**EXERCISE DIRECTIONS**
From the entries below, copy every line where the string "BITFINEX" appears.

● ● ●

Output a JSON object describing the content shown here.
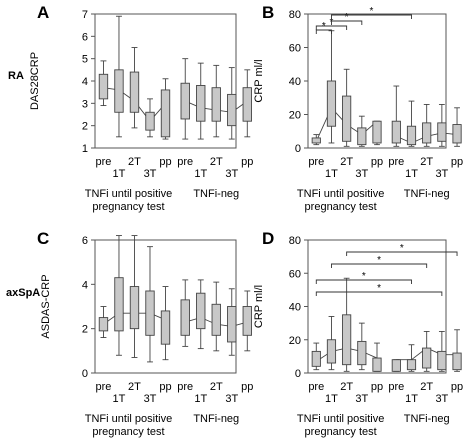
{
  "row_labels": [
    "RA",
    "axSpA"
  ],
  "chart_data": [
    {
      "panel": "A",
      "type": "box",
      "ylabel": "DAS28CRP",
      "ylim": [
        1,
        7
      ],
      "yticks": [
        1,
        2,
        3,
        4,
        5,
        6,
        7
      ],
      "grid": false,
      "x_top": [
        "pre",
        "2T",
        "pp",
        "pre",
        "2T",
        "pp"
      ],
      "x_bottom": [
        "1T",
        "3T",
        "1T",
        "3T"
      ],
      "groups": [
        "TNFi until positive pregnancy test",
        "TNFi-neg"
      ],
      "boxes": [
        {
          "group": 0,
          "category": "pre",
          "whisker_low": 2.9,
          "q1": 3.2,
          "median": 3.7,
          "q3": 4.3,
          "whisker_high": 4.9
        },
        {
          "group": 0,
          "category": "1T",
          "whisker_low": 1.5,
          "q1": 2.6,
          "median": 3.6,
          "q3": 4.5,
          "whisker_high": 6.9
        },
        {
          "group": 0,
          "category": "2T",
          "whisker_low": 1.9,
          "q1": 2.6,
          "median": 3.1,
          "q3": 4.4,
          "whisker_high": 5.5
        },
        {
          "group": 0,
          "category": "3T",
          "whisker_low": 1.5,
          "q1": 1.8,
          "median": 2.2,
          "q3": 2.6,
          "whisker_high": 3.2
        },
        {
          "group": 0,
          "category": "pp",
          "whisker_low": 1.4,
          "q1": 1.5,
          "median": 3.0,
          "q3": 3.6,
          "whisker_high": 4.1
        },
        {
          "group": 1,
          "category": "pre",
          "whisker_low": 1.4,
          "q1": 2.3,
          "median": 3.1,
          "q3": 3.9,
          "whisker_high": 5.0
        },
        {
          "group": 1,
          "category": "1T",
          "whisker_low": 1.4,
          "q1": 2.2,
          "median": 2.8,
          "q3": 3.8,
          "whisker_high": 4.8
        },
        {
          "group": 1,
          "category": "2T",
          "whisker_low": 1.5,
          "q1": 2.2,
          "median": 2.7,
          "q3": 3.7,
          "whisker_high": 4.7
        },
        {
          "group": 1,
          "category": "3T",
          "whisker_low": 1.4,
          "q1": 2.0,
          "median": 2.6,
          "q3": 3.4,
          "whisker_high": 4.6
        },
        {
          "group": 1,
          "category": "pp",
          "whisker_low": 1.5,
          "q1": 2.2,
          "median": 3.1,
          "q3": 3.7,
          "whisker_high": 4.5
        }
      ],
      "significance": []
    },
    {
      "panel": "B",
      "type": "box",
      "ylabel": "CRP  ml/l",
      "ylim": [
        0,
        80
      ],
      "yticks": [
        0,
        20,
        40,
        60,
        80
      ],
      "grid": false,
      "x_top": [
        "pre",
        "2T",
        "pp",
        "pre",
        "2T",
        "pp"
      ],
      "x_bottom": [
        "1T",
        "3T",
        "1T",
        "3T"
      ],
      "groups": [
        "TNFi until positive pregnancy test",
        "TNFi-neg"
      ],
      "boxes": [
        {
          "group": 0,
          "category": "pre",
          "whisker_low": 2,
          "q1": 3,
          "median": 4,
          "q3": 6,
          "whisker_high": 8
        },
        {
          "group": 0,
          "category": "1T",
          "whisker_low": 3,
          "q1": 13,
          "median": 24,
          "q3": 40,
          "whisker_high": 70
        },
        {
          "group": 0,
          "category": "2T",
          "whisker_low": 1,
          "q1": 4,
          "median": 14,
          "q3": 31,
          "whisker_high": 47
        },
        {
          "group": 0,
          "category": "3T",
          "whisker_low": 1,
          "q1": 2,
          "median": 8,
          "q3": 12,
          "whisker_high": 19
        },
        {
          "group": 0,
          "category": "pp",
          "whisker_low": 2,
          "q1": 3,
          "median": 16,
          "q3": 16,
          "whisker_high": 16
        },
        {
          "group": 1,
          "category": "pre",
          "whisker_low": 1,
          "q1": 3,
          "median": 7,
          "q3": 16,
          "whisker_high": 37
        },
        {
          "group": 1,
          "category": "1T",
          "whisker_low": 1,
          "q1": 2,
          "median": 3,
          "q3": 13,
          "whisker_high": 28
        },
        {
          "group": 1,
          "category": "2T",
          "whisker_low": 1,
          "q1": 3,
          "median": 7,
          "q3": 15,
          "whisker_high": 26
        },
        {
          "group": 1,
          "category": "3T",
          "whisker_low": 1,
          "q1": 4,
          "median": 9,
          "q3": 15,
          "whisker_high": 26
        },
        {
          "group": 1,
          "category": "pp",
          "whisker_low": 1,
          "q1": 3,
          "median": 8,
          "q3": 14,
          "whisker_high": 24
        }
      ],
      "significance": [
        {
          "from": 0,
          "to": 1,
          "label": "*"
        },
        {
          "from": 0,
          "to": 2,
          "label": "*"
        },
        {
          "from": 1,
          "to": 3,
          "label": "*"
        },
        {
          "from": 1,
          "to": 6,
          "label": "*"
        }
      ]
    },
    {
      "panel": "C",
      "type": "box",
      "ylabel": "ASDAS-CRP",
      "ylim": [
        0,
        6
      ],
      "yticks": [
        0,
        2,
        4,
        6
      ],
      "grid": false,
      "x_top": [
        "pre",
        "2T",
        "pp",
        "pre",
        "2T",
        "pp"
      ],
      "x_bottom": [
        "1T",
        "3T",
        "1T",
        "3T"
      ],
      "groups": [
        "TNFi until positive pregnancy test",
        "TNFi-neg"
      ],
      "boxes": [
        {
          "group": 0,
          "category": "pre",
          "whisker_low": 1.6,
          "q1": 1.9,
          "median": 2.2,
          "q3": 2.5,
          "whisker_high": 3.0
        },
        {
          "group": 0,
          "category": "1T",
          "whisker_low": 0.8,
          "q1": 1.9,
          "median": 2.7,
          "q3": 4.3,
          "whisker_high": 6.2
        },
        {
          "group": 0,
          "category": "2T",
          "whisker_low": 0.7,
          "q1": 2.0,
          "median": 2.7,
          "q3": 3.9,
          "whisker_high": 6.2
        },
        {
          "group": 0,
          "category": "3T",
          "whisker_low": 0.5,
          "q1": 1.7,
          "median": 2.7,
          "q3": 3.7,
          "whisker_high": 5.7
        },
        {
          "group": 0,
          "category": "pp",
          "whisker_low": 0.6,
          "q1": 1.3,
          "median": 2.4,
          "q3": 2.8,
          "whisker_high": 3.9
        },
        {
          "group": 1,
          "category": "pre",
          "whisker_low": 1.2,
          "q1": 1.7,
          "median": 2.3,
          "q3": 3.3,
          "whisker_high": 4.2
        },
        {
          "group": 1,
          "category": "1T",
          "whisker_low": 1.1,
          "q1": 2.0,
          "median": 2.5,
          "q3": 3.6,
          "whisker_high": 4.2
        },
        {
          "group": 1,
          "category": "2T",
          "whisker_low": 1.0,
          "q1": 1.7,
          "median": 2.2,
          "q3": 3.1,
          "whisker_high": 4.1
        },
        {
          "group": 1,
          "category": "3T",
          "whisker_low": 0.8,
          "q1": 1.4,
          "median": 2.1,
          "q3": 3.0,
          "whisker_high": 3.8
        },
        {
          "group": 1,
          "category": "pp",
          "whisker_low": 1.0,
          "q1": 1.7,
          "median": 2.3,
          "q3": 3.0,
          "whisker_high": 3.7
        }
      ],
      "significance": []
    },
    {
      "panel": "D",
      "type": "box",
      "ylabel": "CRP  ml/l",
      "ylim": [
        0,
        80
      ],
      "yticks": [
        0,
        20,
        40,
        60,
        80
      ],
      "grid": false,
      "x_top": [
        "pre",
        "2T",
        "pp",
        "pre",
        "2T",
        "pp"
      ],
      "x_bottom": [
        "1T",
        "3T",
        "1T",
        "3T"
      ],
      "groups": [
        "TNFi until positive pregnancy test",
        "TNFi-neg"
      ],
      "boxes": [
        {
          "group": 0,
          "category": "pre",
          "whisker_low": 2,
          "q1": 4,
          "median": 7,
          "q3": 13,
          "whisker_high": 18
        },
        {
          "group": 0,
          "category": "1T",
          "whisker_low": 2,
          "q1": 6,
          "median": 13,
          "q3": 20,
          "whisker_high": 34
        },
        {
          "group": 0,
          "category": "2T",
          "whisker_low": 1,
          "q1": 5,
          "median": 15,
          "q3": 35,
          "whisker_high": 57
        },
        {
          "group": 0,
          "category": "3T",
          "whisker_low": 2,
          "q1": 5,
          "median": 13,
          "q3": 19,
          "whisker_high": 30
        },
        {
          "group": 0,
          "category": "pp",
          "whisker_low": 1,
          "q1": 1,
          "median": 9,
          "q3": 9,
          "whisker_high": 18
        },
        {
          "group": 1,
          "category": "pre",
          "whisker_low": 1,
          "q1": 1,
          "median": 8,
          "q3": 8,
          "whisker_high": 8
        },
        {
          "group": 1,
          "category": "1T",
          "whisker_low": 1,
          "q1": 2,
          "median": 8,
          "q3": 8,
          "whisker_high": 17
        },
        {
          "group": 1,
          "category": "2T",
          "whisker_low": 1,
          "q1": 3,
          "median": 15,
          "q3": 15,
          "whisker_high": 25
        },
        {
          "group": 1,
          "category": "3T",
          "whisker_low": 1,
          "q1": 2,
          "median": 11,
          "q3": 13,
          "whisker_high": 25
        },
        {
          "group": 1,
          "category": "pp",
          "whisker_low": 1,
          "q1": 2,
          "median": 11,
          "q3": 12,
          "whisker_high": 26
        }
      ],
      "significance": [
        {
          "from": 0,
          "to": 6,
          "label": "*"
        },
        {
          "from": 1,
          "to": 7,
          "label": "*"
        },
        {
          "from": 0,
          "to": 8,
          "label": "*"
        },
        {
          "from": 2,
          "to": 9,
          "label": "*"
        }
      ]
    }
  ]
}
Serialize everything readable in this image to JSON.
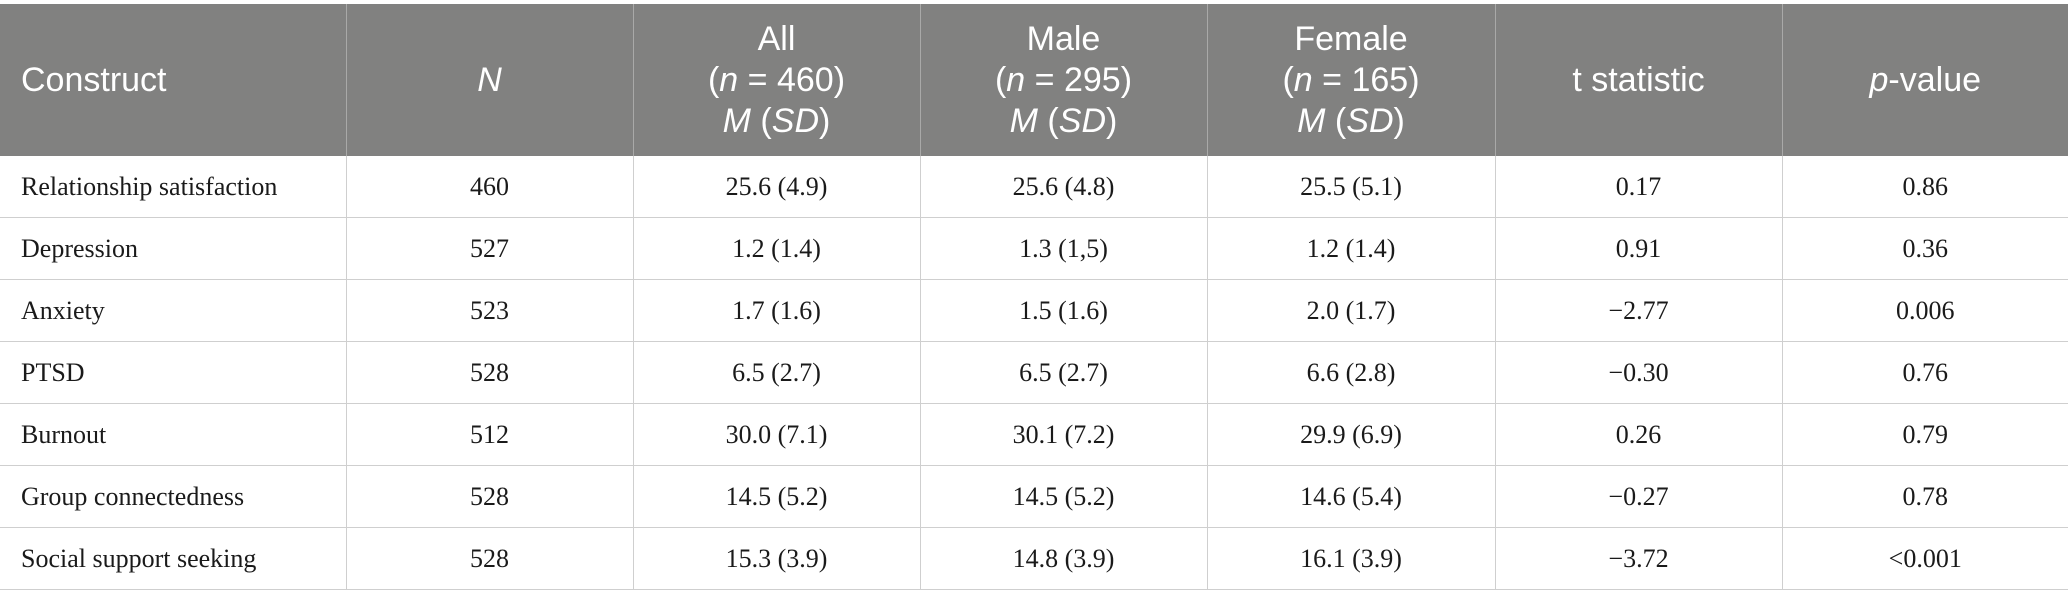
{
  "header": {
    "construct": "Construct",
    "n": "N",
    "all": {
      "line1": "All",
      "n_label": "n",
      "n_value": " = 460",
      "m": "M",
      "sd": "SD"
    },
    "male": {
      "line1": "Male",
      "n_label": "n",
      "n_value": " = 295",
      "m": "M",
      "sd": "SD"
    },
    "female": {
      "line1": "Female",
      "n_label": "n",
      "n_value": " = 165",
      "m": "M",
      "sd": "SD"
    },
    "t": "t statistic",
    "p_italic": "p",
    "p_rest": "-value"
  },
  "rows": [
    {
      "construct": "Relationship satisfaction",
      "n": "460",
      "all": "25.6 (4.9)",
      "male": "25.6 (4.8)",
      "female": "25.5 (5.1)",
      "t": "0.17",
      "p": "0.86"
    },
    {
      "construct": "Depression",
      "n": "527",
      "all": "1.2 (1.4)",
      "male": "1.3 (1,5)",
      "female": "1.2 (1.4)",
      "t": "0.91",
      "p": "0.36"
    },
    {
      "construct": "Anxiety",
      "n": "523",
      "all": "1.7 (1.6)",
      "male": "1.5 (1.6)",
      "female": "2.0 (1.7)",
      "t": "−2.77",
      "p": "0.006"
    },
    {
      "construct": "PTSD",
      "n": "528",
      "all": "6.5 (2.7)",
      "male": "6.5 (2.7)",
      "female": "6.6 (2.8)",
      "t": "−0.30",
      "p": "0.76"
    },
    {
      "construct": "Burnout",
      "n": "512",
      "all": "30.0 (7.1)",
      "male": "30.1 (7.2)",
      "female": "29.9 (6.9)",
      "t": "0.26",
      "p": "0.79"
    },
    {
      "construct": "Group connectedness",
      "n": "528",
      "all": "14.5 (5.2)",
      "male": "14.5 (5.2)",
      "female": "14.6 (5.4)",
      "t": "−0.27",
      "p": "0.78"
    },
    {
      "construct": "Social support seeking",
      "n": "528",
      "all": "15.3 (3.9)",
      "male": "14.8 (3.9)",
      "female": "16.1 (3.9)",
      "t": "−3.72",
      "p": "<0.001"
    }
  ]
}
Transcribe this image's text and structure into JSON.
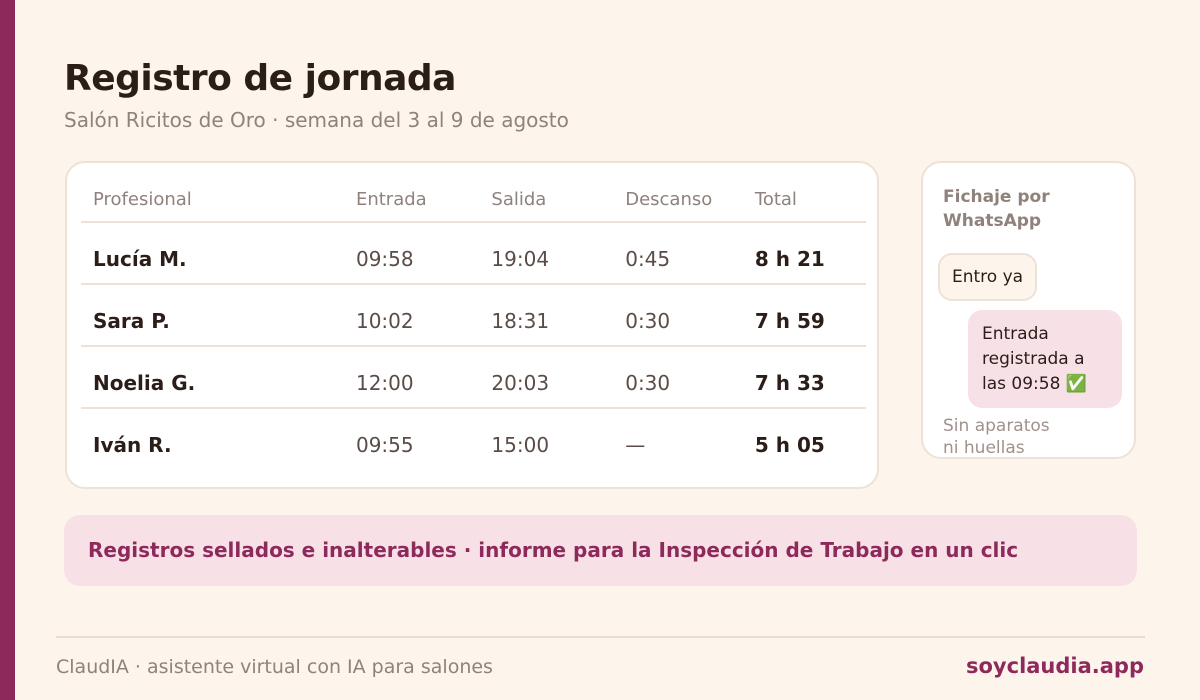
{
  "header": {
    "title": "Registro de jornada",
    "subtitle": "Salón Ricitos de Oro · semana del 3 al 9 de agosto"
  },
  "table": {
    "columns": [
      "Profesional",
      "Entrada",
      "Salida",
      "Descanso",
      "Total"
    ],
    "rows": [
      [
        "Lucía M.",
        "09:58",
        "19:04",
        "0:45",
        "8 h 21"
      ],
      [
        "Sara P.",
        "10:02",
        "18:31",
        "0:30",
        "7 h 59"
      ],
      [
        "Noelia G.",
        "12:00",
        "20:03",
        "0:30",
        "7 h 33"
      ],
      [
        "Iván R.",
        "09:55",
        "15:00",
        "—",
        "5 h 05"
      ]
    ]
  },
  "chat": {
    "title": "Fichaje por WhatsApp",
    "messages": [
      "Entro ya",
      "Entrada registrada a las 09:58 ✅"
    ],
    "note": "Sin aparatos ni huellas"
  },
  "banner": "Registros sellados e inalterables · informe para la Inspección de Trabajo en un clic",
  "footer": {
    "text": "ClaudIA · asistente virtual con IA para salones",
    "link": "soyclaudia.app"
  }
}
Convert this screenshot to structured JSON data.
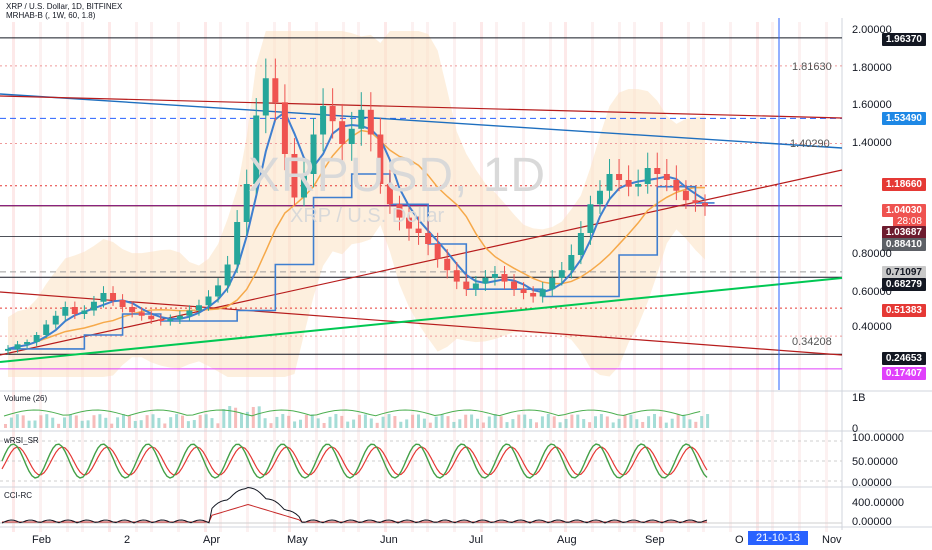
{
  "header": {
    "title": "XRP / U.S. Dollar, 1D, BITFINEX",
    "indicator": "MRHAB-B (, 1W, 60, 1.8)"
  },
  "watermark": {
    "symbol": "XRPUSD, 1D",
    "name": "XRP / U.S. Dollar"
  },
  "colors": {
    "up": "#26a69a",
    "down": "#ef5350",
    "blue": "#2962ff",
    "trend_green": "#00c853",
    "dark_red": "#b71c1c",
    "steel_blue": "#1e6fbf"
  },
  "chart_data": [
    {
      "type": "candlestick",
      "title": "XRP / U.S. Dollar, 1D, BITFINEX",
      "x_labels": [
        "Feb",
        "2",
        "Apr",
        "May",
        "Jun",
        "Jul",
        "Aug",
        "Sep",
        "O",
        "Nov"
      ],
      "y_ticks": [
        "2.00000",
        "1.80000",
        "1.60000",
        "1.40000",
        "0.80000",
        "0.60000",
        "0.40000"
      ],
      "ylim": [
        0.1,
        2.05
      ],
      "price_lines": [
        {
          "label": "1.96370",
          "value": 1.9637,
          "style": "black"
        },
        {
          "label": "1.81630",
          "value": 1.8163,
          "style": "plain"
        },
        {
          "label": "1.53490",
          "value": 1.5349,
          "style": "blue"
        },
        {
          "label": "1.40290",
          "value": 1.4029,
          "style": "plain"
        },
        {
          "label": "1.18660",
          "value": 1.1866,
          "style": "red"
        },
        {
          "label": "1.04030",
          "value": 1.0403,
          "style": "red-current"
        },
        {
          "label": "28:08",
          "value": null,
          "style": "countdown"
        },
        {
          "label": "1.03687",
          "value": 1.03687,
          "style": "maroon"
        },
        {
          "label": "0.88410",
          "value": 0.8841,
          "style": "gray"
        },
        {
          "label": "0.71097",
          "value": 0.71097,
          "style": "lightgray"
        },
        {
          "label": "0.68279",
          "value": 0.68279,
          "style": "black"
        },
        {
          "label": "0.51383",
          "value": 0.51383,
          "style": "red"
        },
        {
          "label": "0.34208",
          "value": 0.34208,
          "style": "plain"
        },
        {
          "label": "0.24653",
          "value": 0.24653,
          "style": "black"
        },
        {
          "label": "0.17407",
          "value": 0.17407,
          "style": "magenta"
        }
      ],
      "closes": [
        0.27,
        0.29,
        0.3,
        0.35,
        0.42,
        0.47,
        0.52,
        0.48,
        0.5,
        0.55,
        0.6,
        0.56,
        0.52,
        0.49,
        0.47,
        0.45,
        0.44,
        0.45,
        0.47,
        0.5,
        0.53,
        0.58,
        0.64,
        0.75,
        0.95,
        1.2,
        1.55,
        1.75,
        1.62,
        1.35,
        1.1,
        1.25,
        1.45,
        1.6,
        1.52,
        1.4,
        1.48,
        1.58,
        1.45,
        1.2,
        1.05,
        0.97,
        0.92,
        0.9,
        0.85,
        0.78,
        0.72,
        0.66,
        0.62,
        0.65,
        0.68,
        0.7,
        0.66,
        0.62,
        0.6,
        0.58,
        0.62,
        0.68,
        0.72,
        0.8,
        0.9,
        1.05,
        1.15,
        1.25,
        1.22,
        1.18,
        1.2,
        1.28,
        1.25,
        1.22,
        1.15,
        1.08,
        1.06,
        1.04
      ]
    },
    {
      "type": "bar",
      "title": "Volume (26)",
      "y_ticks": [
        "1B",
        "0"
      ]
    },
    {
      "type": "line",
      "title": "wRSI_SR",
      "y_ticks": [
        "100.00000",
        "50.00000",
        "0.00000"
      ]
    },
    {
      "type": "line",
      "title": "CCI-RC",
      "y_ticks": [
        "400.00000",
        "0.00000"
      ]
    }
  ],
  "time_axis": {
    "selected_date": "21-10-13"
  }
}
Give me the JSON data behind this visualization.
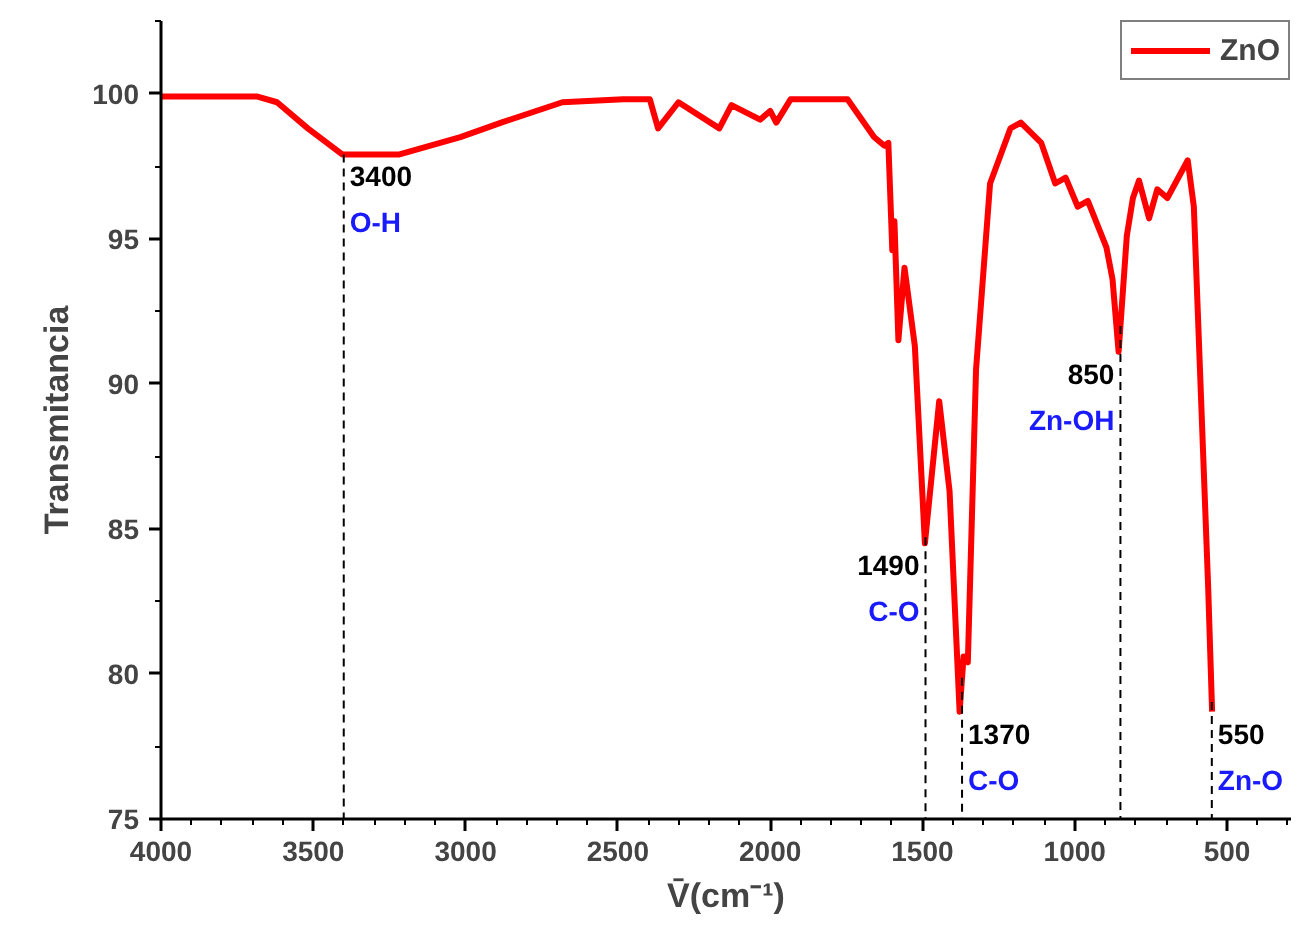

● ● ●

**CORRECT OUTPUT**
    "title": "XRP / U.S. Dollar, 1D, BITFINEX",
      "title": "XRP / U.S. Dollar, 1D, BITFINEX",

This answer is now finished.